[Records excerpted from a collection]
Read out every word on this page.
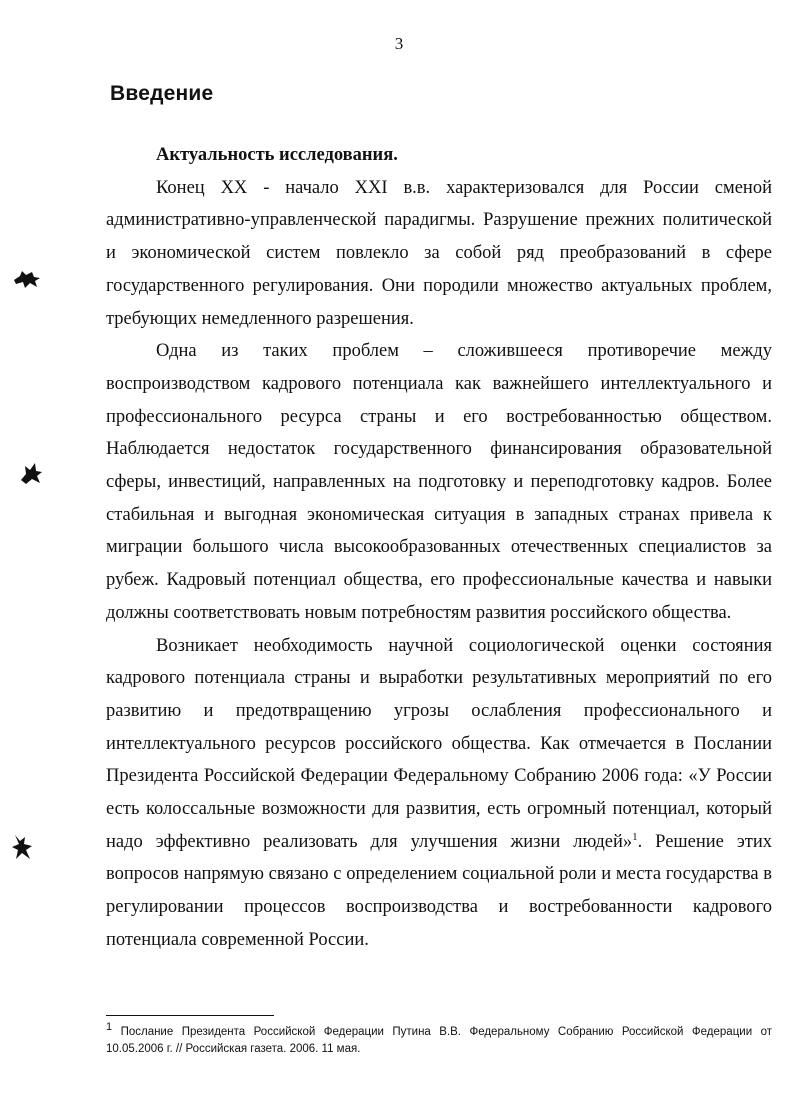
3
Введение

Актуальность исследования.

Конец XX - начало XXI в.в. характеризовался для России сменой административно-управленческой парадигмы. Разрушение прежних политической и экономической систем повлекло за собой ряд преобразований в сфере государственного регулирования. Они породили множество актуальных проблем, требующих немедленного разрешения.

Одна из таких проблем – сложившееся противоречие между воспроизводством кадрового потенциала как важнейшего интеллектуального и профессионального ресурса страны и его востребованностью обществом. Наблюдается недостаток государственного финансирования образовательной сферы, инвестиций, направленных на подготовку и переподготовку кадров. Более стабильная и выгодная экономическая ситуация в западных странах привела к миграции большого числа высокообразованных отечественных специалистов за рубеж. Кадровый потенциал общества, его профессиональные качества и навыки должны соответствовать новым потребностям развития российского общества.

Возникает необходимость научной социологической оценки состояния кадрового потенциала страны и выработки результативных мероприятий по его развитию и предотвращению угрозы ослабления профессионального и интеллектуального ресурсов российского общества. Как отмечается в Послании Президента Российской Федерации Федеральному Собранию 2006 года: «У России есть колоссальные возможности для развития, есть огромный потенциал, который надо эффективно реализовать для улучшения жизни людей»$^1$. Решение этих вопросов напрямую связано с определением социальной роли и места государства в регулировании процессов воспроизводства и востребованности кадрового потенциала современной России.

$^1$ Послание Президента Российской Федерации Путина В.В. Федеральному Собранию Российской Федерации от 10.05.2006 г. // Российская газета. 2006. 11 мая.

- **Exercise brief**
Reproduce the whole listing exactly, but not the images in it.

- **Result below**
Read out every word on this page.
3
Введение

Актуальность исследования.

Конец XX - начало XXI в.в. характеризовался для России сменой административно-управленческой парадигмы. Разрушение прежних политической и экономической систем повлекло за собой ряд преобразований в сфере государственного регулирования. Они породили множество актуальных проблем, требующих немедленного разрешения.

Одна из таких проблем – сложившееся противоречие между воспроизводством кадрового потенциала как важнейшего интеллектуального и профессионального ресурса страны и его востребованностью обществом. Наблюдается недостаток государственного финансирования образовательной сферы, инвестиций, направленных на подготовку и переподготовку кадров. Более стабильная и выгодная экономическая ситуация в западных странах привела к миграции большого числа высокообразованных отечественных специалистов за рубеж. Кадровый потенциал общества, его профессиональные качества и навыки должны соответствовать новым потребностям развития российского общества.

Возникает необходимость научной социологической оценки состояния кадрового потенциала страны и выработки результативных мероприятий по его развитию и предотвращению угрозы ослабления профессионального и интеллектуального ресурсов российского общества. Как отмечается в Послании Президента Российской Федерации Федеральному Собранию 2006 года: «У России есть колоссальные возможности для развития, есть огромный потенциал, который надо эффективно реализовать для улучшения жизни людей»$^1$. Решение этих вопросов напрямую связано с определением социальной роли и места государства в регулировании процессов воспроизводства и востребованности кадрового потенциала современной России.

$^1$ Послание Президента Российской Федерации Путина В.В. Федеральному Собранию Российской Федерации от 10.05.2006 г. // Российская газета. 2006. 11 мая.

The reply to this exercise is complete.